Given task:
Quote every line of the material beneath this one.

(Raw records)
****
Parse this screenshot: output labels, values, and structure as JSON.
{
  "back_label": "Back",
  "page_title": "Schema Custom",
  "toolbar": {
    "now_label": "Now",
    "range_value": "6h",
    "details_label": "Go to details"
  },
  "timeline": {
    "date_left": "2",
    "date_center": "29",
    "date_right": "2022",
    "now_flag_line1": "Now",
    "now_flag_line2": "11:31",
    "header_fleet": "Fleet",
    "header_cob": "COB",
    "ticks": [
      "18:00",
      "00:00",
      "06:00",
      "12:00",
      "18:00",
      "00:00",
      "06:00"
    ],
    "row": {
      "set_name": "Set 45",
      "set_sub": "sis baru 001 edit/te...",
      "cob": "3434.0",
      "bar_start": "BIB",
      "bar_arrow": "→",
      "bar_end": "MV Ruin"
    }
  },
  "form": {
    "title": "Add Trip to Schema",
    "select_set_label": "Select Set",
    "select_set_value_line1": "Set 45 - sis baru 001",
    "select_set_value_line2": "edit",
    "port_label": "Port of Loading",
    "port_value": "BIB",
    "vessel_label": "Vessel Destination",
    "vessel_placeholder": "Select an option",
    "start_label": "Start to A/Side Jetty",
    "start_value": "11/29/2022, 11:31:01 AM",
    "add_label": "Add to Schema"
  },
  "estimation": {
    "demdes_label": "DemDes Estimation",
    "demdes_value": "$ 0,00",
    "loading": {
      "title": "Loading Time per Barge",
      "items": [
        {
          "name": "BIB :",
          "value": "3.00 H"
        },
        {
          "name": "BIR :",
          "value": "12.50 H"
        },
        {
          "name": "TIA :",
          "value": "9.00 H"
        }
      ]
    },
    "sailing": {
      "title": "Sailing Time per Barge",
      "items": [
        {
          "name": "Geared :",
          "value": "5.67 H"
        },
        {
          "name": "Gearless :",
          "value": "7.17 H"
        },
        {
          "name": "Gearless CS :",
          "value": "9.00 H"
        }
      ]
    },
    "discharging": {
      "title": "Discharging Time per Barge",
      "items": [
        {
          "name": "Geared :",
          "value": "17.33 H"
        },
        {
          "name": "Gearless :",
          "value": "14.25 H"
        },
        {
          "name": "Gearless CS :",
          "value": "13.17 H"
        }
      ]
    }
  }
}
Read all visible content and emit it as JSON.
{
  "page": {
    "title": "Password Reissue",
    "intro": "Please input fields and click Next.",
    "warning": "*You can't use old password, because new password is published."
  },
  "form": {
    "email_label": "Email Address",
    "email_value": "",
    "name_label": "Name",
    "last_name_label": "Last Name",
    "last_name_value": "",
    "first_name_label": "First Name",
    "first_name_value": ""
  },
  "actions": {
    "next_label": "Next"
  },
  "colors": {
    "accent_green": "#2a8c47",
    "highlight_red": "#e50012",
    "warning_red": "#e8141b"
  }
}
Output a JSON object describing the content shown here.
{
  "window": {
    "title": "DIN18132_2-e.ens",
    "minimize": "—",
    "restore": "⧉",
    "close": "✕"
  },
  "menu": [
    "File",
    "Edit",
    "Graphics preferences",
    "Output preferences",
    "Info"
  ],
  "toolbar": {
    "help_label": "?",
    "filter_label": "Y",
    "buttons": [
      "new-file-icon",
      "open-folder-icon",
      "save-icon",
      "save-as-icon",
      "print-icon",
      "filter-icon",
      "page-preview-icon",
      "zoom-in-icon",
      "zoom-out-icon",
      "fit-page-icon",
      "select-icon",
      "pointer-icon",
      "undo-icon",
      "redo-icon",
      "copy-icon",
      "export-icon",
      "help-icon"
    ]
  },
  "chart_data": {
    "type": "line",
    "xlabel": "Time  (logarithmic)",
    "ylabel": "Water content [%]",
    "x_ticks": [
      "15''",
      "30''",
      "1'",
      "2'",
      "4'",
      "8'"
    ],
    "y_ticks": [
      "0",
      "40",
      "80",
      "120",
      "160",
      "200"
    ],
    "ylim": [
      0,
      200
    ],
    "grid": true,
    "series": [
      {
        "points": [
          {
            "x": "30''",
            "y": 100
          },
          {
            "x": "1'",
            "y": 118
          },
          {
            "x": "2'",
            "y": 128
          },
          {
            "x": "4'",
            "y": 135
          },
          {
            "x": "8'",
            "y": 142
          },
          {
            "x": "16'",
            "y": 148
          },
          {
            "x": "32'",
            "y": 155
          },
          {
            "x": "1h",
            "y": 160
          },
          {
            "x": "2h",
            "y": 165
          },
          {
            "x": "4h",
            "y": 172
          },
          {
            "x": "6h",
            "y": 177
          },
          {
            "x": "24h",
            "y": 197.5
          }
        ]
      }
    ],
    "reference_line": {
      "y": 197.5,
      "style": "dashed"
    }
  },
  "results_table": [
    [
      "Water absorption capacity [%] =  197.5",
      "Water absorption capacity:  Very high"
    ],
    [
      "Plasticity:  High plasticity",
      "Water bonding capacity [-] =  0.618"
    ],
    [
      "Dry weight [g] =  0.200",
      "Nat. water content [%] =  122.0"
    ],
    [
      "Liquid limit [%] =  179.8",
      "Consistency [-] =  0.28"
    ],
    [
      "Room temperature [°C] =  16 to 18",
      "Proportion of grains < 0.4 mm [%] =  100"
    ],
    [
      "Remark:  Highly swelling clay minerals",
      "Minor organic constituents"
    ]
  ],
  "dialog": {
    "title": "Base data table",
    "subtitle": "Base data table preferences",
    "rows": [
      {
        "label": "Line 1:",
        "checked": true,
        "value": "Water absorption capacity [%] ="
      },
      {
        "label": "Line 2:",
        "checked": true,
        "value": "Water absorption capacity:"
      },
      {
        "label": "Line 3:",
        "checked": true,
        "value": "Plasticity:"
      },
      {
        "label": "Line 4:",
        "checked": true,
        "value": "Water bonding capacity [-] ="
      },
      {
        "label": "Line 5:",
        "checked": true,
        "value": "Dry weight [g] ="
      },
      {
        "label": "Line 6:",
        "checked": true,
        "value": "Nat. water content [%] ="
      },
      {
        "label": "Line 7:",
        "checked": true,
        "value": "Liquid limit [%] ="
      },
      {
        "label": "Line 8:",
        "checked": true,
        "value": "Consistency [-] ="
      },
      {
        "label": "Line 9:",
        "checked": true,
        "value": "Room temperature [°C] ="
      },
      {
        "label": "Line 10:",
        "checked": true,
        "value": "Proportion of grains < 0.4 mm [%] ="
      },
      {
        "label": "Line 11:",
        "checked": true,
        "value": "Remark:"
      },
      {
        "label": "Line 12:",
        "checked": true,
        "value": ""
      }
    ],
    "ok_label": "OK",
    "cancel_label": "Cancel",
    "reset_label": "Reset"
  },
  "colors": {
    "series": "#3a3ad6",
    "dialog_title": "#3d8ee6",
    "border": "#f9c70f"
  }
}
****
Complete response:
Parse this screenshot: output labels, values, and structure as JSON.
{
  "back_label": "Back",
  "page_title": "Schema Custom",
  "toolbar": {
    "now_label": "Now",
    "range_value": "6h",
    "details_label": "Go to details"
  },
  "timeline": {
    "date_left": "2",
    "date_center": "29",
    "date_right": "2022",
    "now_flag_line1": "Now",
    "now_flag_line2": "11:31",
    "header_fleet": "Fleet",
    "header_cob": "COB",
    "ticks": [
      "18:00",
      "00:00",
      "06:00",
      "12:00",
      "18:00",
      "00:00",
      "06:00"
    ],
    "row": {
      "set_name": "Set 45",
      "set_sub": "sis baru 001 edit/te...",
      "cob": "3434.0",
      "bar_start": "BIB",
      "bar_arrow": "→",
      "bar_end": "MV Ruin"
    }
  },
  "form": {
    "title": "Add Trip to Schema",
    "select_set_label": "Select Set",
    "select_set_value_line1": "Set 45 - sis baru 001",
    "select_set_value_line2": "edit",
    "port_label": "Port of Loading",
    "port_value": "BIB",
    "vessel_label": "Vessel Destination",
    "vessel_placeholder": "Select an option",
    "start_label": "Start to A/Side Jetty",
    "start_value": "11/29/2022, 11:31:01 AM",
    "add_label": "Add to Schema"
  },
  "estimation": {
    "demdes_label": "DemDes Estimation",
    "demdes_value": "$ 0,00",
    "loading": {
      "title": "Loading Time per Barge",
      "items": [
        {
          "name": "BIB :",
          "value": "3.00 H"
        },
        {
          "name": "BIR :",
          "value": "12.50 H"
        },
        {
          "name": "TIA :",
          "value": "9.00 H"
        }
      ]
    },
    "sailing": {
      "title": "Sailing Time per Barge",
      "items": [
        {
          "name": "Geared :",
          "value": "5.67 H"
        },
        {
          "name": "Gearless :",
          "value": "7.17 H"
        },
        {
          "name": "Gearless CS :",
          "value": "9.00 H"
        }
      ]
    },
    "discharging": {
      "title": "Discharging Time per Barge",
      "items": [
        {
          "name": "Geared :",
          "value": "17.33 H"
        },
        {
          "name": "Gearless :",
          "value": "14.25 H"
        },
        {
          "name": "Gearless CS :",
          "value": "13.17 H"
        }
      ]
    }
  }
}
Read all visible content and emit it as JSON.
{
  "page": {
    "title": "Password Reissue",
    "intro": "Please input fields and click Next.",
    "warning": "*You can't use old password, because new password is published."
  },
  "form": {
    "email_label": "Email Address",
    "email_value": "",
    "name_label": "Name",
    "last_name_label": "Last Name",
    "last_name_value": "",
    "first_name_label": "First Name",
    "first_name_value": ""
  },
  "actions": {
    "next_label": "Next"
  },
  "colors": {
    "accent_green": "#2a8c47",
    "highlight_red": "#e50012",
    "warning_red": "#e8141b"
  }
}
Output a JSON object describing the content shown here.
{
  "window": {
    "title": "DIN18132_2-e.ens",
    "minimize": "—",
    "restore": "⧉",
    "close": "✕"
  },
  "menu": [
    "File",
    "Edit",
    "Graphics preferences",
    "Output preferences",
    "Info"
  ],
  "toolbar": {
    "help_label": "?",
    "filter_label": "Y",
    "buttons": [
      "new-file-icon",
      "open-folder-icon",
      "save-icon",
      "save-as-icon",
      "print-icon",
      "filter-icon",
      "page-preview-icon",
      "zoom-in-icon",
      "zoom-out-icon",
      "fit-page-icon",
      "select-icon",
      "pointer-icon",
      "undo-icon",
      "redo-icon",
      "copy-icon",
      "export-icon",
      "help-icon"
    ]
  },
  "chart_data": {
    "type": "line",
    "xlabel": "Time  (logarithmic)",
    "ylabel": "Water content [%]",
    "x_ticks": [
      "15''",
      "30''",
      "1'",
      "2'",
      "4'",
      "8'"
    ],
    "y_ticks": [
      "0",
      "40",
      "80",
      "120",
      "160",
      "200"
    ],
    "ylim": [
      0,
      200
    ],
    "grid": true,
    "series": [
      {
        "points": [
          {
            "x": "30''",
            "y": 100
          },
          {
            "x": "1'",
            "y": 118
          },
          {
            "x": "2'",
            "y": 128
          },
          {
            "x": "4'",
            "y": 135
          },
          {
            "x": "8'",
            "y": 142
          },
          {
            "x": "16'",
            "y": 148
          },
          {
            "x": "32'",
            "y": 155
          },
          {
            "x": "1h",
            "y": 160
          },
          {
            "x": "2h",
            "y": 165
          },
          {
            "x": "4h",
            "y": 172
          },
          {
            "x": "6h",
            "y": 177
          },
          {
            "x": "24h",
            "y": 197.5
          }
        ]
      }
    ],
    "reference_line": {
      "y": 197.5,
      "style": "dashed"
    }
  },
  "results_table": [
    [
      "Water absorption capacity [%] =  197.5",
      "Water absorption capacity:  Very high"
    ],
    [
      "Plasticity:  High plasticity",
      "Water bonding capacity [-] =  0.618"
    ],
    [
      "Dry weight [g] =  0.200",
      "Nat. water content [%] =  122.0"
    ],
    [
      "Liquid limit [%] =  179.8",
      "Consistency [-] =  0.28"
    ],
    [
      "Room temperature [°C] =  16 to 18",
      "Proportion of grains < 0.4 mm [%] =  100"
    ],
    [
      "Remark:  Highly swelling clay minerals",
      "Minor organic constituents"
    ]
  ],
  "dialog": {
    "title": "Base data table",
    "subtitle": "Base data table preferences",
    "rows": [
      {
        "label": "Line 1:",
        "checked": true,
        "value": "Water absorption capacity [%] ="
      },
      {
        "label": "Line 2:",
        "checked": true,
        "value": "Water absorption capacity:"
      },
      {
        "label": "Line 3:",
        "checked": true,
        "value": "Plasticity:"
      },
      {
        "label": "Line 4:",
        "checked": true,
        "value": "Water bonding capacity [-] ="
      },
      {
        "label": "Line 5:",
        "checked": true,
        "value": "Dry weight [g] ="
      },
      {
        "label": "Line 6:",
        "checked": true,
        "value": "Nat. water content [%] ="
      },
      {
        "label": "Line 7:",
        "checked": true,
        "value": "Liquid limit [%] ="
      },
      {
        "label": "Line 8:",
        "checked": true,
        "value": "Consistency [-] ="
      },
      {
        "label": "Line 9:",
        "checked": true,
        "value": "Room temperature [°C] ="
      },
      {
        "label": "Line 10:",
        "checked": true,
        "value": "Proportion of grains < 0.4 mm [%] ="
      },
      {
        "label": "Line 11:",
        "checked": true,
        "value": "Remark:"
      },
      {
        "label": "Line 12:",
        "checked": true,
        "value": ""
      }
    ],
    "ok_label": "OK",
    "cancel_label": "Cancel",
    "reset_label": "Reset"
  },
  "colors": {
    "series": "#3a3ad6",
    "dialog_title": "#3d8ee6",
    "border": "#f9c70f"
  }
}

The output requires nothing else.